● **What you should do**: Reproduce every entry below precisely. Pictures are excluded from the copy.

Extracted data entries:
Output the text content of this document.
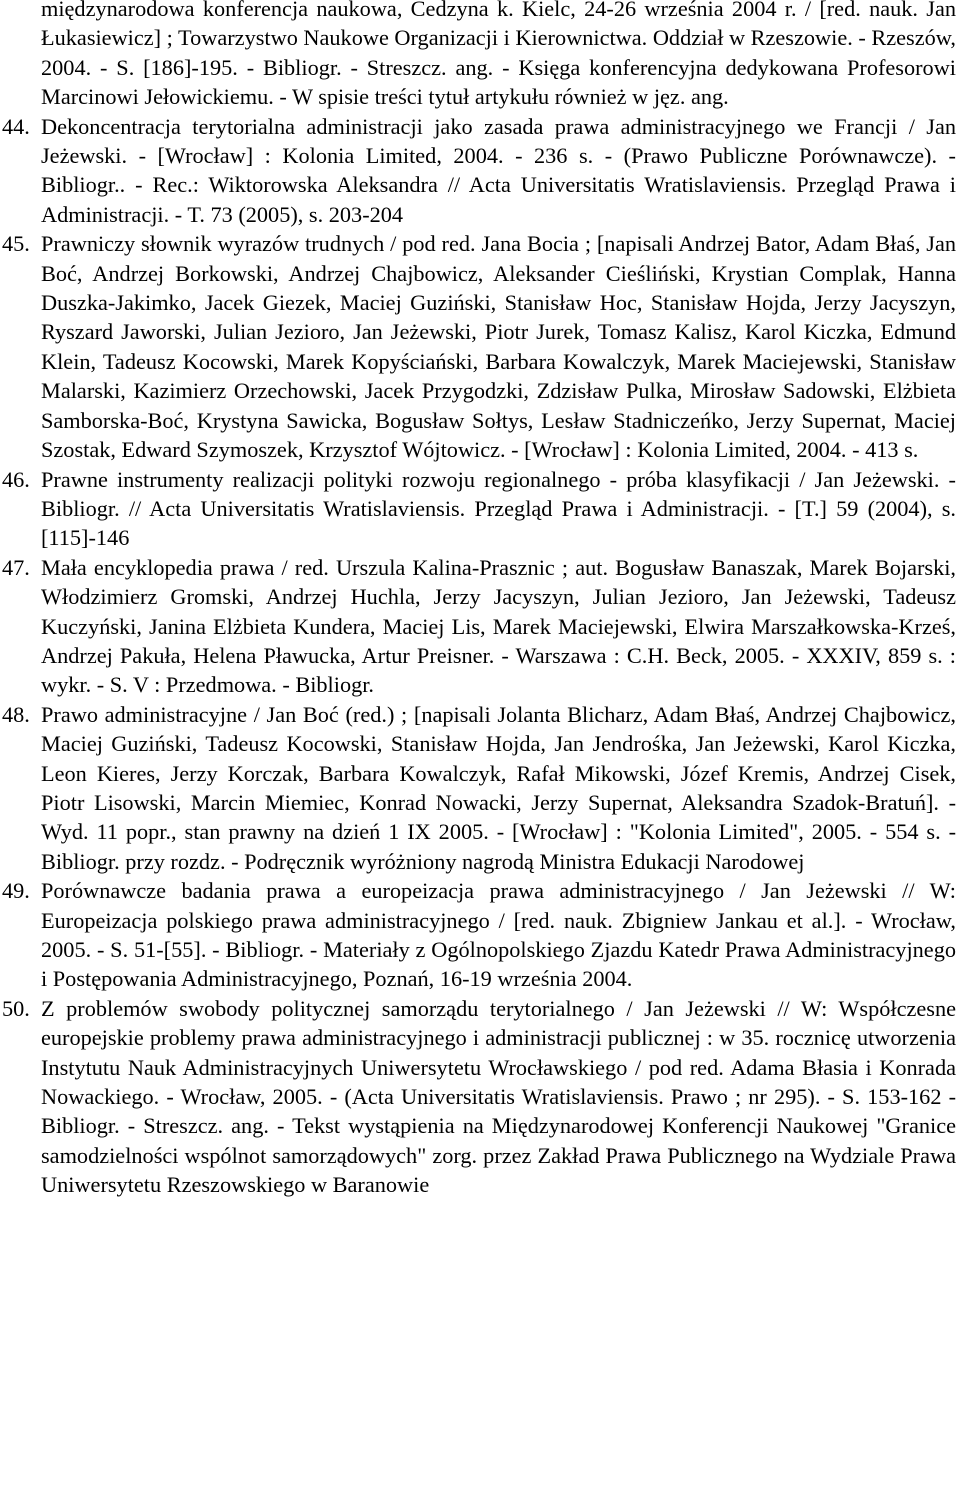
międzynarodowa konferencja naukowa, Cedzyna k. Kielc, 24-26 września 2004 r. / [red. nauk. Jan Łukasiewicz] ; Towarzystwo Naukowe Organizacji i Kierownictwa. Oddział w Rzeszowie. - Rzeszów, 2004. - S. [186]-195. - Bibliogr. - Streszcz. ang. - Księga konferencyjna dedykowana Profesorowi Marcinowi Jełowickiemu. - W spisie treści tytuł artykułu również w jęz. ang.
44. Dekoncentracja terytorialna administracji jako zasada prawa administracyjnego we Francji / Jan Jeżewski. - [Wrocław] : Kolonia Limited, 2004. - 236 s. - (Prawo Publiczne Porównawcze). - Bibliogr.. - Rec.: Wiktorowska Aleksandra // Acta Universitatis Wratislaviensis. Przegląd Prawa i Administracji. - T. 73 (2005), s. 203-204
45. Prawniczy słownik wyrazów trudnych / pod red. Jana Bocia ; [napisali Andrzej Bator, Adam Błaś, Jan Boć, Andrzej Borkowski, Andrzej Chajbowicz, Aleksander Cieśliński, Krystian Complak, Hanna Duszka-Jakimko, Jacek Giezek, Maciej Guziński, Stanisław Hoc, Stanisław Hojda, Jerzy Jacyszyn, Ryszard Jaworski, Julian Jezioro, Jan Jeżewski, Piotr Jurek, Tomasz Kalisz, Karol Kiczka, Edmund Klein, Tadeusz Kocowski, Marek Kopyściański, Barbara Kowalczyk, Marek Maciejewski, Stanisław Malarski, Kazimierz Orzechowski, Jacek Przygodzki, Zdzisław Pulka, Mirosław Sadowski, Elżbieta Samborska-Boć, Krystyna Sawicka, Bogusław Sołtys, Lesław Stadniczeńko, Jerzy Supernat, Maciej Szostak, Edward Szymoszek, Krzysztof Wójtowicz. - [Wrocław] : Kolonia Limited, 2004. - 413 s.
46. Prawne instrumenty realizacji polityki rozwoju regionalnego - próba klasyfikacji / Jan Jeżewski. - Bibliogr. // Acta Universitatis Wratislaviensis. Przegląd Prawa i Administracji. - [T.] 59 (2004), s. [115]-146
47. Mała encyklopedia prawa / red. Urszula Kalina-Prasznic ; aut. Bogusław Banaszak, Marek Bojarski, Włodzimierz Gromski, Andrzej Huchla, Jerzy Jacyszyn, Julian Jezioro, Jan Jeżewski, Tadeusz Kuczyński, Janina Elżbieta Kundera, Maciej Lis, Marek Maciejewski, Elwira Marszałkowska-Krześ, Andrzej Pakuła, Helena Pławucka, Artur Preisner. - Warszawa : C.H. Beck, 2005. - XXXIV, 859 s. : wykr. - S. V : Przedmowa. - Bibliogr.
48. Prawo administracyjne / Jan Boć (red.) ; [napisali Jolanta Blicharz, Adam Błaś, Andrzej Chajbowicz, Maciej Guziński, Tadeusz Kocowski, Stanisław Hojda, Jan Jendrośka, Jan Jeżewski, Karol Kiczka, Leon Kieres, Jerzy Korczak, Barbara Kowalczyk, Rafał Mikowski, Józef Kremis, Andrzej Cisek, Piotr Lisowski, Marcin Miemiec, Konrad Nowacki, Jerzy Supernat, Aleksandra Szadok-Bratuń]. - Wyd. 11 popr., stan prawny na dzień 1 IX 2005. - [Wrocław] : "Kolonia Limited", 2005. - 554 s. - Bibliogr. przy rozdz. - Podręcznik wyróżniony nagrodą Ministra Edukacji Narodowej
49. Porównawcze badania prawa a europeizacja prawa administracyjnego / Jan Jeżewski // W: Europeizacja polskiego prawa administracyjnego / [red. nauk. Zbigniew Jankau et al.]. - Wrocław, 2005. - S. 51-[55]. - Bibliogr. - Materiały z Ogólnopolskiego Zjazdu Katedr Prawa Administracyjnego i Postępowania Administracyjnego, Poznań, 16-19 września 2004.
50. Z problemów swobody politycznej samorządu terytorialnego / Jan Jeżewski // W: Współczesne europejskie problemy prawa administracyjnego i administracji publicznej : w 35. rocznicę utworzenia Instytutu Nauk Administracyjnych Uniwersytetu Wrocławskiego / pod red. Adama Błasia i Konrada Nowackiego. - Wrocław, 2005. - (Acta Universitatis Wratislaviensis. Prawo ; nr 295). - S. 153-162 - Bibliogr. - Streszcz. ang. - Tekst wystąpienia na Międzynarodowej Konferencji Naukowej "Granice samodzielności wspólnot samorządowych" zorg. przez Zakład Prawa Publicznego na Wydziale Prawa Uniwersytetu Rzeszowskiego w Baranowie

● **Written response**:
Output the text content of this document.
międzynarodowa konferencja naukowa, Cedzyna k. Kielc, 24-26 września 2004 r. / [red. nauk. Jan Łukasiewicz] ; Towarzystwo Naukowe Organizacji i Kierownictwa. Oddział w Rzeszowie. - Rzeszów, 2004. - S. [186]-195. - Bibliogr. - Streszcz. ang. - Księga konferencyjna dedykowana Profesorowi Marcinowi Jełowickiemu. - W spisie treści tytuł artykułu również w jęz. ang.
44. Dekoncentracja terytorialna administracji jako zasada prawa administracyjnego we Francji / Jan Jeżewski. - [Wrocław] : Kolonia Limited, 2004. - 236 s. - (Prawo Publiczne Porównawcze). - Bibliogr.. - Rec.: Wiktorowska Aleksandra // Acta Universitatis Wratislaviensis. Przegląd Prawa i Administracji. - T. 73 (2005), s. 203-204
45. Prawniczy słownik wyrazów trudnych / pod red. Jana Bocia ; [napisali Andrzej Bator, Adam Błaś, Jan Boć, Andrzej Borkowski, Andrzej Chajbowicz, Aleksander Cieśliński, Krystian Complak, Hanna Duszka-Jakimko, Jacek Giezek, Maciej Guziński, Stanisław Hoc, Stanisław Hojda, Jerzy Jacyszyn, Ryszard Jaworski, Julian Jezioro, Jan Jeżewski, Piotr Jurek, Tomasz Kalisz, Karol Kiczka, Edmund Klein, Tadeusz Kocowski, Marek Kopyściański, Barbara Kowalczyk, Marek Maciejewski, Stanisław Malarski, Kazimierz Orzechowski, Jacek Przygodzki, Zdzisław Pulka, Mirosław Sadowski, Elżbieta Samborska-Boć, Krystyna Sawicka, Bogusław Sołtys, Lesław Stadniczeńko, Jerzy Supernat, Maciej Szostak, Edward Szymoszek, Krzysztof Wójtowicz. - [Wrocław] : Kolonia Limited, 2004. - 413 s.
46. Prawne instrumenty realizacji polityki rozwoju regionalnego - próba klasyfikacji / Jan Jeżewski. - Bibliogr. // Acta Universitatis Wratislaviensis. Przegląd Prawa i Administracji. - [T.] 59 (2004), s. [115]-146
47. Mała encyklopedia prawa / red. Urszula Kalina-Prasznic ; aut. Bogusław Banaszak, Marek Bojarski, Włodzimierz Gromski, Andrzej Huchla, Jerzy Jacyszyn, Julian Jezioro, Jan Jeżewski, Tadeusz Kuczyński, Janina Elżbieta Kundera, Maciej Lis, Marek Maciejewski, Elwira Marszałkowska-Krześ, Andrzej Pakuła, Helena Pławucka, Artur Preisner. - Warszawa : C.H. Beck, 2005. - XXXIV, 859 s. : wykr. - S. V : Przedmowa. - Bibliogr.
48. Prawo administracyjne / Jan Boć (red.) ; [napisali Jolanta Blicharz, Adam Błaś, Andrzej Chajbowicz, Maciej Guziński, Tadeusz Kocowski, Stanisław Hojda, Jan Jendrośka, Jan Jeżewski, Karol Kiczka, Leon Kieres, Jerzy Korczak, Barbara Kowalczyk, Rafał Mikowski, Józef Kremis, Andrzej Cisek, Piotr Lisowski, Marcin Miemiec, Konrad Nowacki, Jerzy Supernat, Aleksandra Szadok-Bratuń]. - Wyd. 11 popr., stan prawny na dzień 1 IX 2005. - [Wrocław] : "Kolonia Limited", 2005. - 554 s. - Bibliogr. przy rozdz. - Podręcznik wyróżniony nagrodą Ministra Edukacji Narodowej
49. Porównawcze badania prawa a europeizacja prawa administracyjnego / Jan Jeżewski // W: Europeizacja polskiego prawa administracyjnego / [red. nauk. Zbigniew Jankau et al.]. - Wrocław, 2005. - S. 51-[55]. - Bibliogr. - Materiały z Ogólnopolskiego Zjazdu Katedr Prawa Administracyjnego i Postępowania Administracyjnego, Poznań, 16-19 września 2004.
50. Z problemów swobody politycznej samorządu terytorialnego / Jan Jeżewski // W: Współczesne europejskie problemy prawa administracyjnego i administracji publicznej : w 35. rocznicę utworzenia Instytutu Nauk Administracyjnych Uniwersytetu Wrocławskiego / pod red. Adama Błasia i Konrada Nowackiego. - Wrocław, 2005. - (Acta Universitatis Wratislaviensis. Prawo ; nr 295). - S. 153-162 - Bibliogr. - Streszcz. ang. - Tekst wystąpienia na Międzynarodowej Konferencji Naukowej "Granice samodzielności wspólnot samorządowych" zorg. przez Zakład Prawa Publicznego na Wydziale Prawa Uniwersytetu Rzeszowskiego w Baranowie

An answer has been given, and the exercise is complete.